Begin

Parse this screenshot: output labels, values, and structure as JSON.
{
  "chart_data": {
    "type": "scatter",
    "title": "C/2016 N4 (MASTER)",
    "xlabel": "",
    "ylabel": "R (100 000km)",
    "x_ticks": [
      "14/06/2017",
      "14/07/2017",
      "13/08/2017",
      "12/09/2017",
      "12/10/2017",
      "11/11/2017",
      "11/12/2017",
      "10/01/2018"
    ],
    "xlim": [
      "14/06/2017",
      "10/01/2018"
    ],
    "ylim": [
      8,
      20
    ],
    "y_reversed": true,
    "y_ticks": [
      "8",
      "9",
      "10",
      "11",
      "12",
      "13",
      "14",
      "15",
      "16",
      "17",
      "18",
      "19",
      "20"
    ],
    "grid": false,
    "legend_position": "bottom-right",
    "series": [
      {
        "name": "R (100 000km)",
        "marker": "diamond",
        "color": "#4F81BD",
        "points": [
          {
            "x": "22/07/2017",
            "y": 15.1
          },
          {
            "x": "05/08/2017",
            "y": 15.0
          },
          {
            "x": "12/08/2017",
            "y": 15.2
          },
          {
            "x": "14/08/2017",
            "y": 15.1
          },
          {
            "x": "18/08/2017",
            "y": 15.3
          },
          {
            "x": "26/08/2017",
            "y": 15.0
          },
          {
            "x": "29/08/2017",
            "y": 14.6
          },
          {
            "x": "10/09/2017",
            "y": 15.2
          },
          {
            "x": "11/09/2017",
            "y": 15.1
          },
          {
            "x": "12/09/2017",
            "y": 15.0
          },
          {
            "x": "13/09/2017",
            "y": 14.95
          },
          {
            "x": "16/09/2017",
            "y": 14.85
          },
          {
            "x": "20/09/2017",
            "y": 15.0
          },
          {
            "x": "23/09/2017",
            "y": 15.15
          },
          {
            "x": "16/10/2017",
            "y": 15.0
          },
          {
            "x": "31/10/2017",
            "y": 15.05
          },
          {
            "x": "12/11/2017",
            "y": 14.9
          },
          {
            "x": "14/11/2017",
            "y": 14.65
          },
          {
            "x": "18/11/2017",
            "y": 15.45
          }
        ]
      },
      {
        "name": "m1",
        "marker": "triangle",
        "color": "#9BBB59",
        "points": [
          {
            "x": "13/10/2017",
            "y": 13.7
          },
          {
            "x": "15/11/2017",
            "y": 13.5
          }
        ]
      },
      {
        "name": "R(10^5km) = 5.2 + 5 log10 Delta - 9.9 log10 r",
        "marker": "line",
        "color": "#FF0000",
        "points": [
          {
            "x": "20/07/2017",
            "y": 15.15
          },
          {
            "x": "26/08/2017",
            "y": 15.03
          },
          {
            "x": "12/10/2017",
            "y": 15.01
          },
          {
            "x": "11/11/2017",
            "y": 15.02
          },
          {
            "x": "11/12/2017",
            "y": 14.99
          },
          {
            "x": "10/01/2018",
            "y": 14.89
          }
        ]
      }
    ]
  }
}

End

**EXERCISE PROMPT**
Generate an exact reproduction of all entries.

**CORRECT ANSWER**
Parse this screenshot: output labels, values, and structure as JSON.
{
  "chart_data": {
    "type": "scatter",
    "title": "C/2016 N4 (MASTER)",
    "xlabel": "",
    "ylabel": "R (100 000km)",
    "x_ticks": [
      "14/06/2017",
      "14/07/2017",
      "13/08/2017",
      "12/09/2017",
      "12/10/2017",
      "11/11/2017",
      "11/12/2017",
      "10/01/2018"
    ],
    "xlim": [
      "14/06/2017",
      "10/01/2018"
    ],
    "ylim": [
      8,
      20
    ],
    "y_reversed": true,
    "y_ticks": [
      "8",
      "9",
      "10",
      "11",
      "12",
      "13",
      "14",
      "15",
      "16",
      "17",
      "18",
      "19",
      "20"
    ],
    "grid": false,
    "legend_position": "bottom-right",
    "series": [
      {
        "name": "R (100 000km)",
        "marker": "diamond",
        "color": "#4F81BD",
        "points": [
          {
            "x": "22/07/2017",
            "y": 15.1
          },
          {
            "x": "05/08/2017",
            "y": 15.0
          },
          {
            "x": "12/08/2017",
            "y": 15.2
          },
          {
            "x": "14/08/2017",
            "y": 15.1
          },
          {
            "x": "18/08/2017",
            "y": 15.3
          },
          {
            "x": "26/08/2017",
            "y": 15.0
          },
          {
            "x": "29/08/2017",
            "y": 14.6
          },
          {
            "x": "10/09/2017",
            "y": 15.2
          },
          {
            "x": "11/09/2017",
            "y": 15.1
          },
          {
            "x": "12/09/2017",
            "y": 15.0
          },
          {
            "x": "13/09/2017",
            "y": 14.95
          },
          {
            "x": "16/09/2017",
            "y": 14.85
          },
          {
            "x": "20/09/2017",
            "y": 15.0
          },
          {
            "x": "23/09/2017",
            "y": 15.15
          },
          {
            "x": "16/10/2017",
            "y": 15.0
          },
          {
            "x": "31/10/2017",
            "y": 15.05
          },
          {
            "x": "12/11/2017",
            "y": 14.9
          },
          {
            "x": "14/11/2017",
            "y": 14.65
          },
          {
            "x": "18/11/2017",
            "y": 15.45
          }
        ]
      },
      {
        "name": "m1",
        "marker": "triangle",
        "color": "#9BBB59",
        "points": [
          {
            "x": "13/10/2017",
            "y": 13.7
          },
          {
            "x": "15/11/2017",
            "y": 13.5
          }
        ]
      },
      {
        "name": "R(10^5km) = 5.2 + 5 log10 Delta - 9.9 log10 r",
        "marker": "line",
        "color": "#FF0000",
        "points": [
          {
            "x": "20/07/2017",
            "y": 15.15
          },
          {
            "x": "26/08/2017",
            "y": 15.03
          },
          {
            "x": "12/10/2017",
            "y": 15.01
          },
          {
            "x": "11/11/2017",
            "y": 15.02
          },
          {
            "x": "11/12/2017",
            "y": 14.99
          },
          {
            "x": "10/01/2018",
            "y": 14.89
          }
        ]
      }
    ]
  }
}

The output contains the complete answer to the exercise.